Return all lines in the material below that contain "title".

#### Provided records ####

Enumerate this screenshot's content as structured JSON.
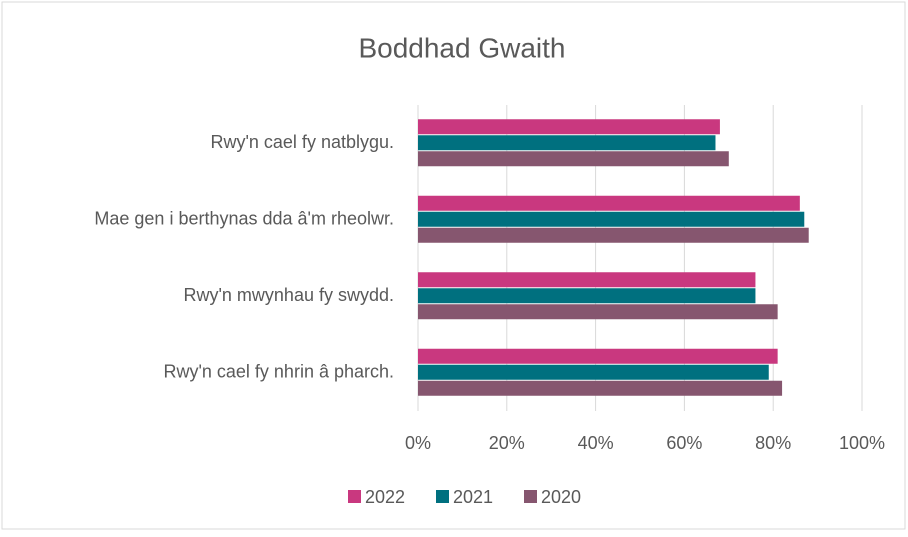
{
  "chart_data": {
    "type": "bar",
    "orientation": "horizontal",
    "title": "Boddhad Gwaith",
    "categories": [
      "Rwy'n cael fy natblygu.",
      "Mae gen i berthynas dda â'm rheolwr.",
      "Rwy'n mwynhau fy swydd.",
      "Rwy'n cael fy nhrin â pharch."
    ],
    "series": [
      {
        "name": "2022",
        "color": "#c9387f",
        "values": [
          68,
          86,
          76,
          81
        ]
      },
      {
        "name": "2021",
        "color": "#00707f",
        "values": [
          67,
          87,
          76,
          79
        ]
      },
      {
        "name": "2020",
        "color": "#86566f",
        "values": [
          70,
          88,
          81,
          82
        ]
      }
    ],
    "xlim": [
      0,
      100
    ],
    "xticks": [
      {
        "value": 0,
        "label": "0%"
      },
      {
        "value": 20,
        "label": "20%"
      },
      {
        "value": 40,
        "label": "40%"
      },
      {
        "value": 60,
        "label": "60%"
      },
      {
        "value": 80,
        "label": "80%"
      },
      {
        "value": 100,
        "label": "100%"
      }
    ],
    "grid": true,
    "legend": "bottom"
  }
}
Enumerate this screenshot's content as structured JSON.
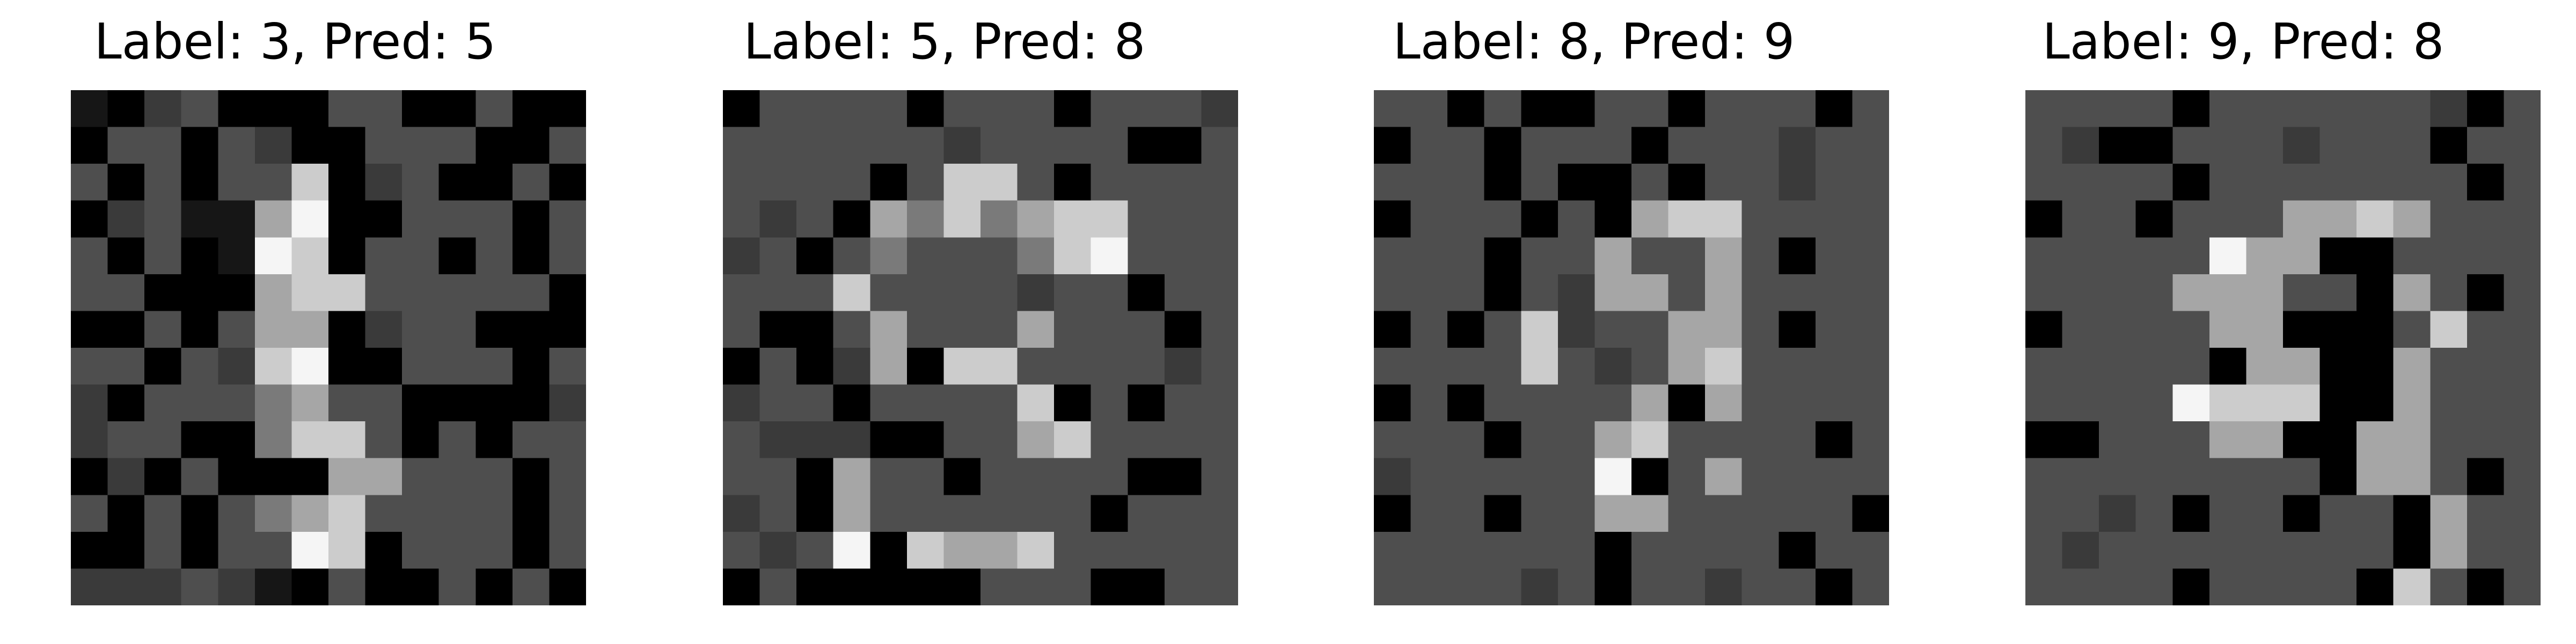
{
  "figure": {
    "panels": [
      {
        "title": "Label: 3, Pred: 5",
        "label": 3,
        "pred": 5
      },
      {
        "title": "Label: 5, Pred: 8",
        "label": 5,
        "pred": 8
      },
      {
        "title": "Label: 8, Pred: 9",
        "label": 8,
        "pred": 9
      },
      {
        "title": "Label: 9, Pred: 8",
        "label": 9,
        "pred": 8
      }
    ]
  }
}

####

§ **Correct output**:
    "title": "Boddhad Gwaith",
        "title": "Label: 3, Pred: 5",
        "title": "Label: 5, Pred: 8",
        "title": "Label: 8, Pred: 9",
        "title": "Label: 9, Pred: 8",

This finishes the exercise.